* START SOURCE DATA *

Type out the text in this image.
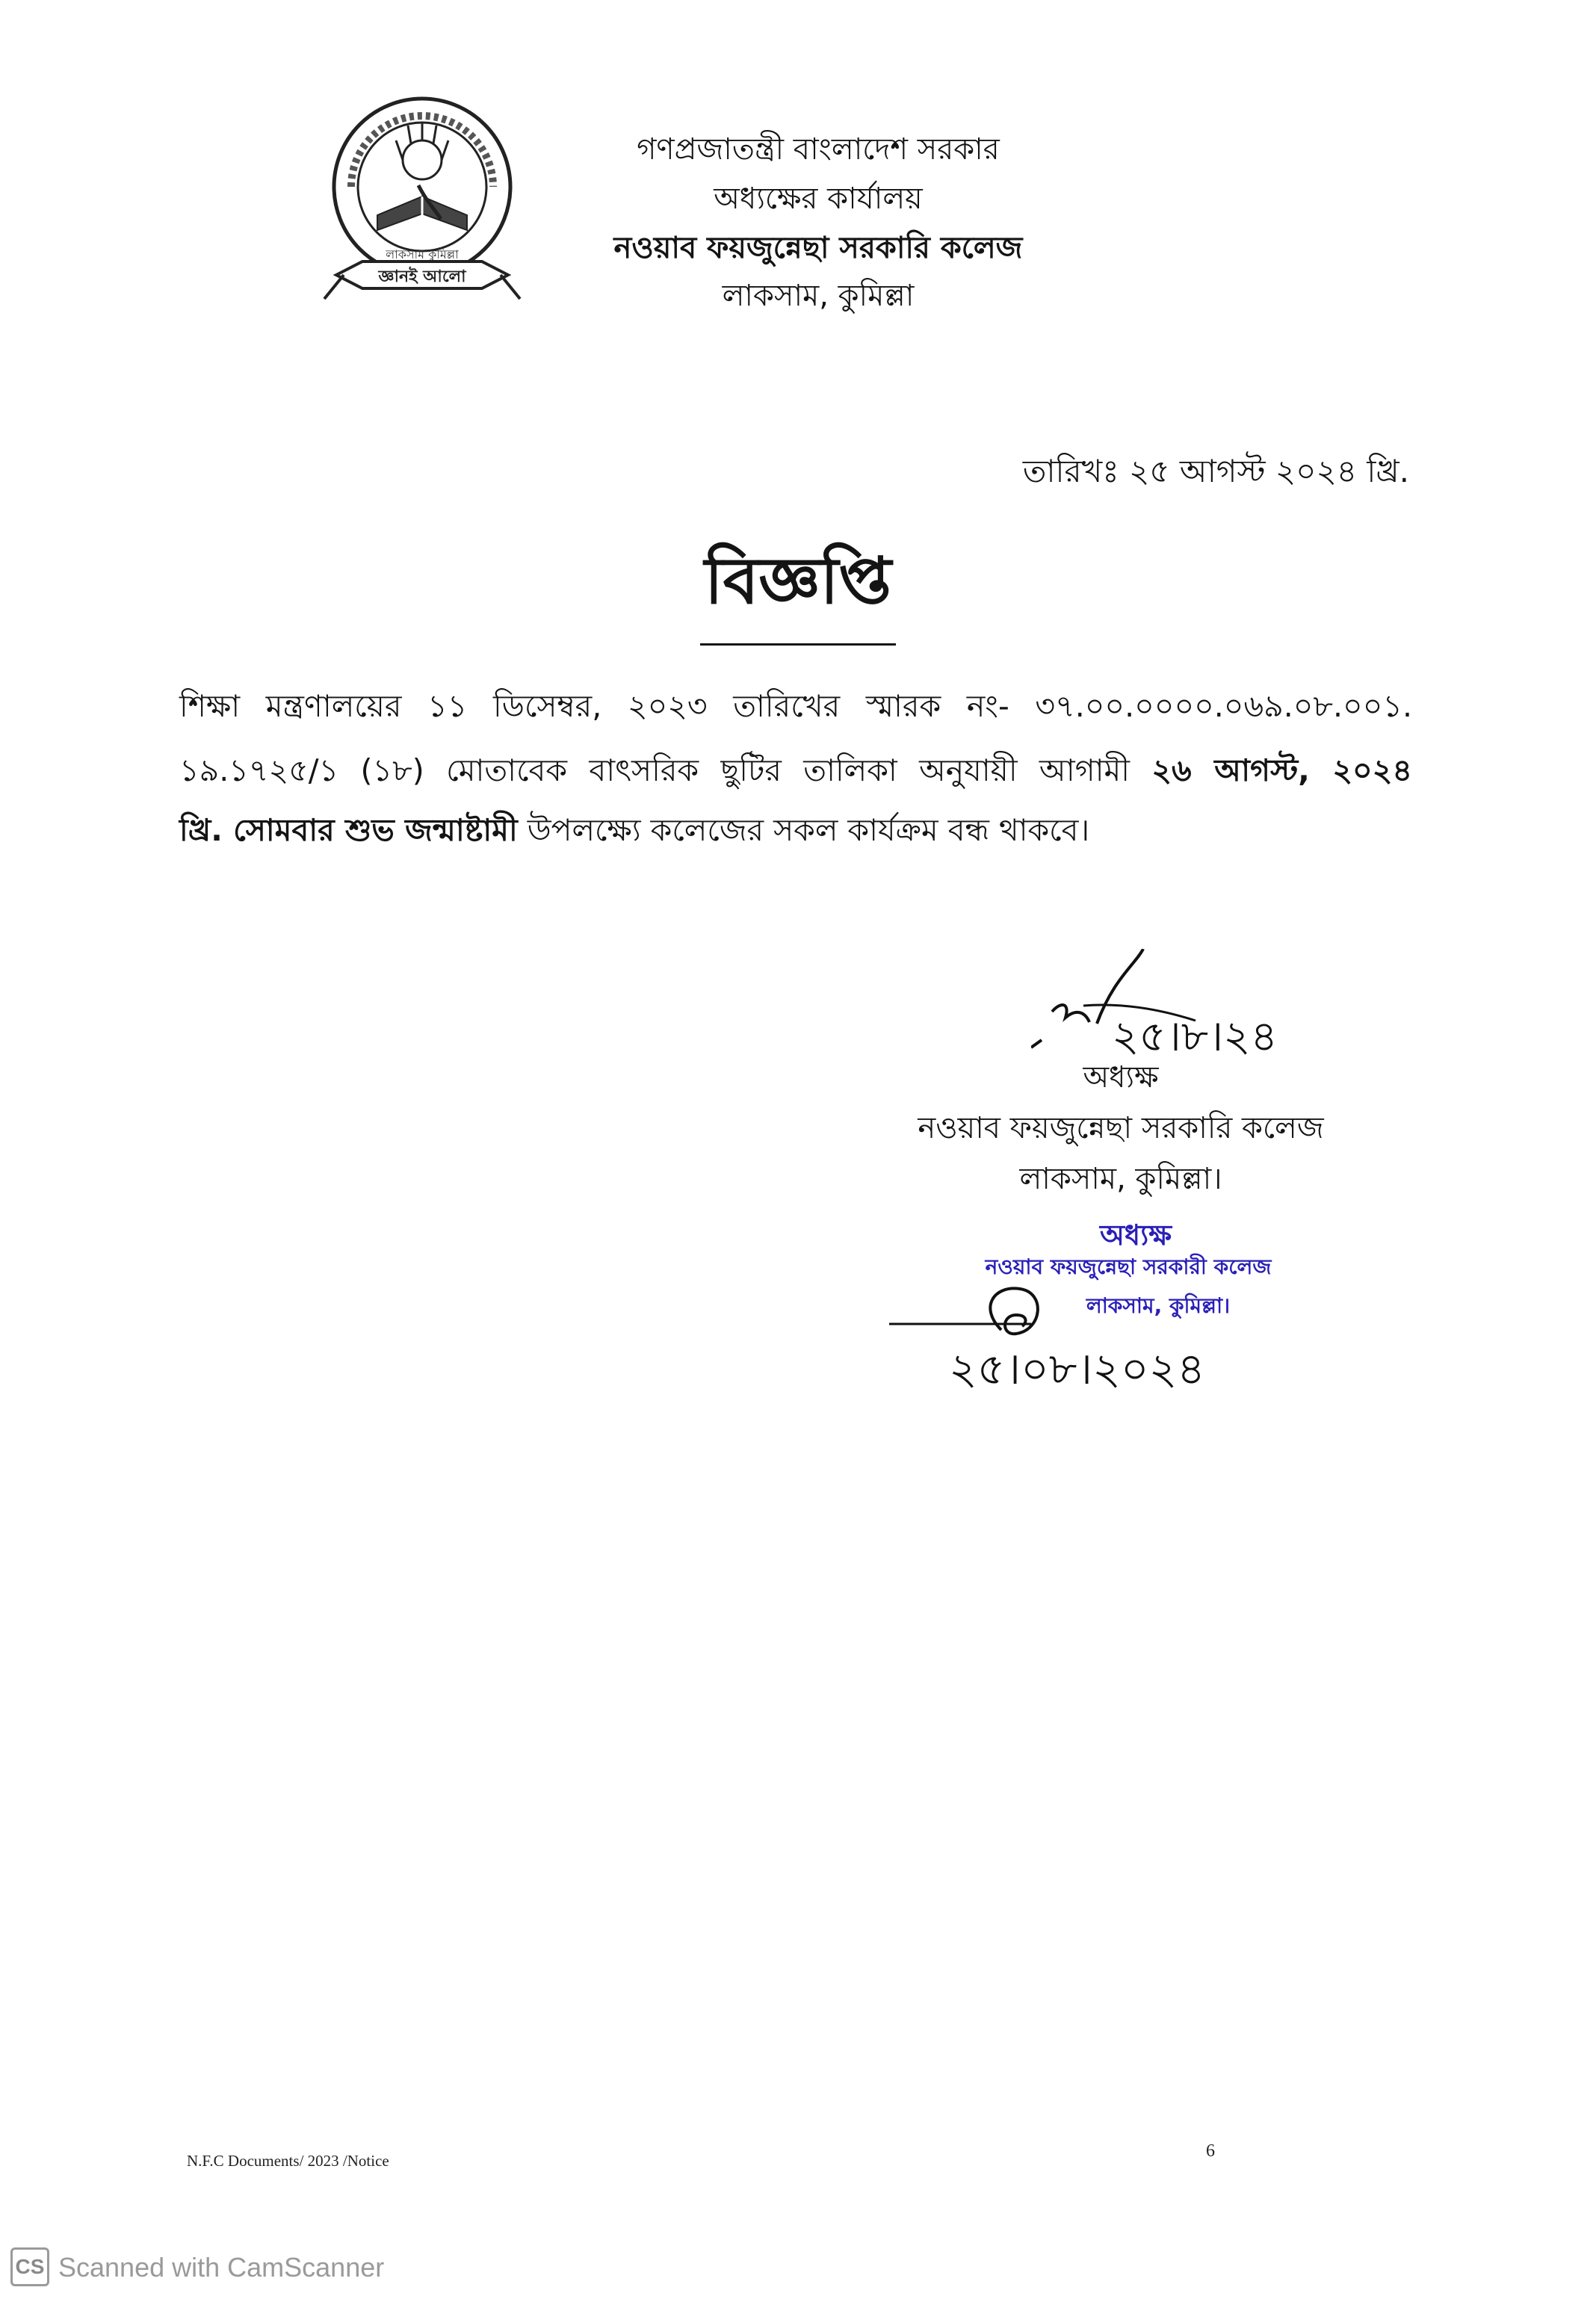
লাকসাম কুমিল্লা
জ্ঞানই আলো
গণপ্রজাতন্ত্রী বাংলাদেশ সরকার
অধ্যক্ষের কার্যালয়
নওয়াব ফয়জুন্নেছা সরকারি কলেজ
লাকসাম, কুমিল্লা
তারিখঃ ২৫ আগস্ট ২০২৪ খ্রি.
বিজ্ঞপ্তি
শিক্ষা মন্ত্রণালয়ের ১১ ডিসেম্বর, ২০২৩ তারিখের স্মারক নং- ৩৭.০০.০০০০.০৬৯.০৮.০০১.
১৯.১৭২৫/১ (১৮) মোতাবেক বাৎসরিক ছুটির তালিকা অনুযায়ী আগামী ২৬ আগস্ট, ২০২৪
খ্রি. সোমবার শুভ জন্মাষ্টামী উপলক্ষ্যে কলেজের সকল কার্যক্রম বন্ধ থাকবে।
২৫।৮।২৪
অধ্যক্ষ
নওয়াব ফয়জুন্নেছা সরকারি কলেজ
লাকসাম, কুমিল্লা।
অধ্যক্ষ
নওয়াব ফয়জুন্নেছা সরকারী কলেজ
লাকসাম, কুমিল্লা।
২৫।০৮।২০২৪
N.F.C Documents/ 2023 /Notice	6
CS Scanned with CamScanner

* END SOURCE DATA *
* START SOURCE DATA *

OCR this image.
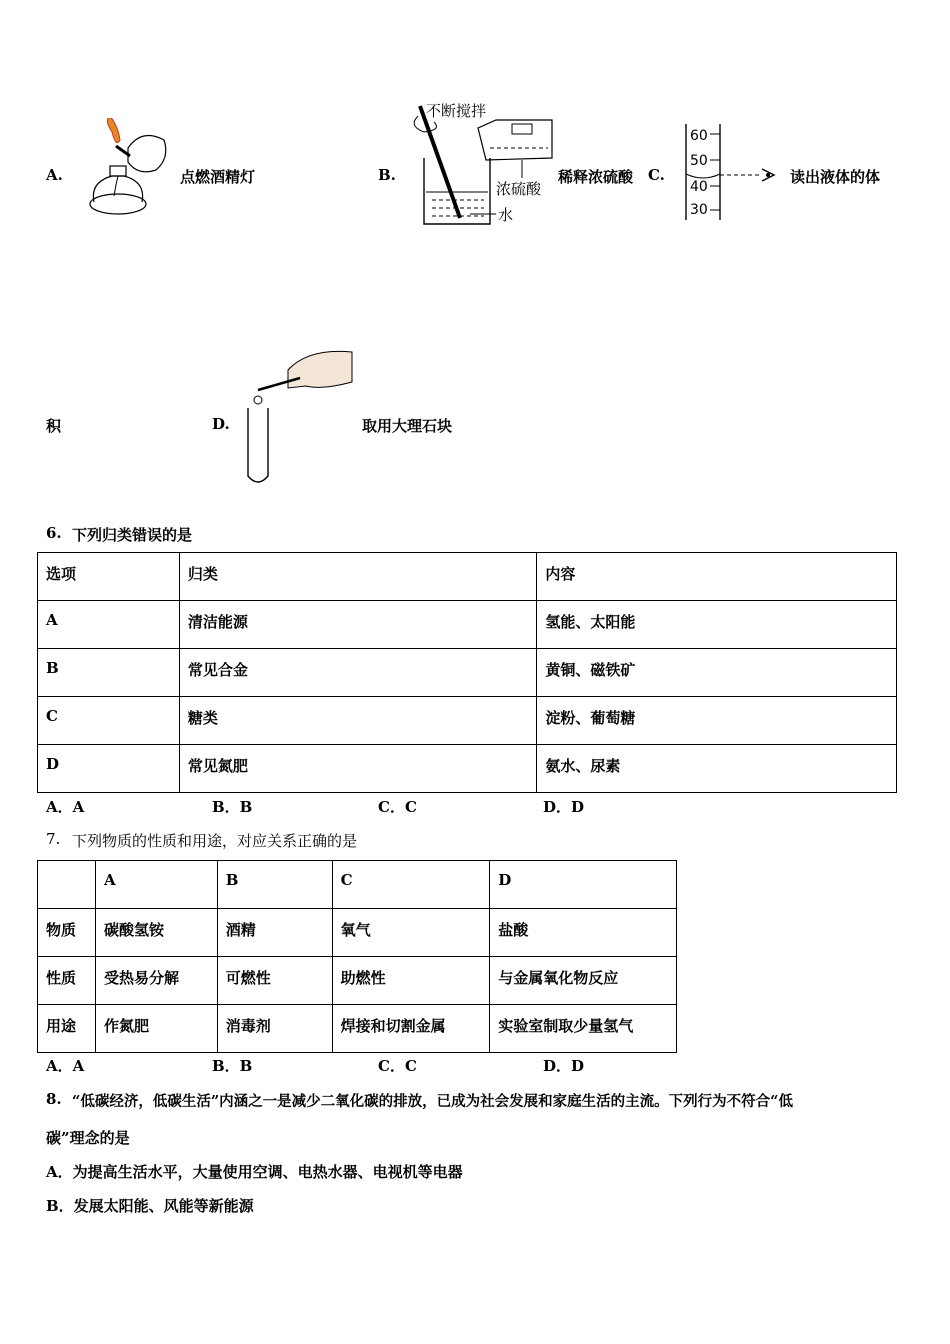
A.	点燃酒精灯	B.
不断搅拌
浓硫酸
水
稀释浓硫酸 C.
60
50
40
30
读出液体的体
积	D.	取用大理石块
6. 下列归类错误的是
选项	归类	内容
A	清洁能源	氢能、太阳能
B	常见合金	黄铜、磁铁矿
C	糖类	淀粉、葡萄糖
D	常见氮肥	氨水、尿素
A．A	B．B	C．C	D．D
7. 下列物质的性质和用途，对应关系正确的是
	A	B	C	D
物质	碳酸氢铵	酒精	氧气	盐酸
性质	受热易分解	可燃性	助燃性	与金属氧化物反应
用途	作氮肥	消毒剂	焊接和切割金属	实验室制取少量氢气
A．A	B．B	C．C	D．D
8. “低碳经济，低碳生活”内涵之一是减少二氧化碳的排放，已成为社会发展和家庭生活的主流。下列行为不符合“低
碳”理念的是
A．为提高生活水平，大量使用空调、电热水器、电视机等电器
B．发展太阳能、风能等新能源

* END SOURCE DATA *
* START SOURCE DATA *

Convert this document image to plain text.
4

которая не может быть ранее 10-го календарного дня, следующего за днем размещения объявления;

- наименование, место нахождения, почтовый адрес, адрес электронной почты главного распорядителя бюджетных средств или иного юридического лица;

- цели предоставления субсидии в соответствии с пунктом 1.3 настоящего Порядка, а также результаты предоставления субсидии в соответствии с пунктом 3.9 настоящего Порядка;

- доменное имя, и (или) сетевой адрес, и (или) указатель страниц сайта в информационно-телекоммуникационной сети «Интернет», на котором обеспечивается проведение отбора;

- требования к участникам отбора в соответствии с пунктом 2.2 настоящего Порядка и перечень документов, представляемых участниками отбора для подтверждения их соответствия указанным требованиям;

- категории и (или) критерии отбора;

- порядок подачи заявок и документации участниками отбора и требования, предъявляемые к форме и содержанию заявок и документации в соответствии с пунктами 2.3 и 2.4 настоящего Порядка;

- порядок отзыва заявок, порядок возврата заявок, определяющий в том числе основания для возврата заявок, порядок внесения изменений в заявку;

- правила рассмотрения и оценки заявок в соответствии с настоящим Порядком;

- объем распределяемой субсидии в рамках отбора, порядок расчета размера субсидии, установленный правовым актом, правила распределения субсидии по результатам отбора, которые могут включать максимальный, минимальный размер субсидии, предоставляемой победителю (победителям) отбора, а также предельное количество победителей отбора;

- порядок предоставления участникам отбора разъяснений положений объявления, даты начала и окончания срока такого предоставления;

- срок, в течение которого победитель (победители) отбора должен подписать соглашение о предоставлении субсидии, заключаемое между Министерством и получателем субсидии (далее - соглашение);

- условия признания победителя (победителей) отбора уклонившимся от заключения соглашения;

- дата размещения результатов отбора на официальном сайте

* END SOURCE DATA *

Only the number is wanted: how many lines of the data contain the word "image"?

#### [SOLUTION FOR THIS EXERCISE]
3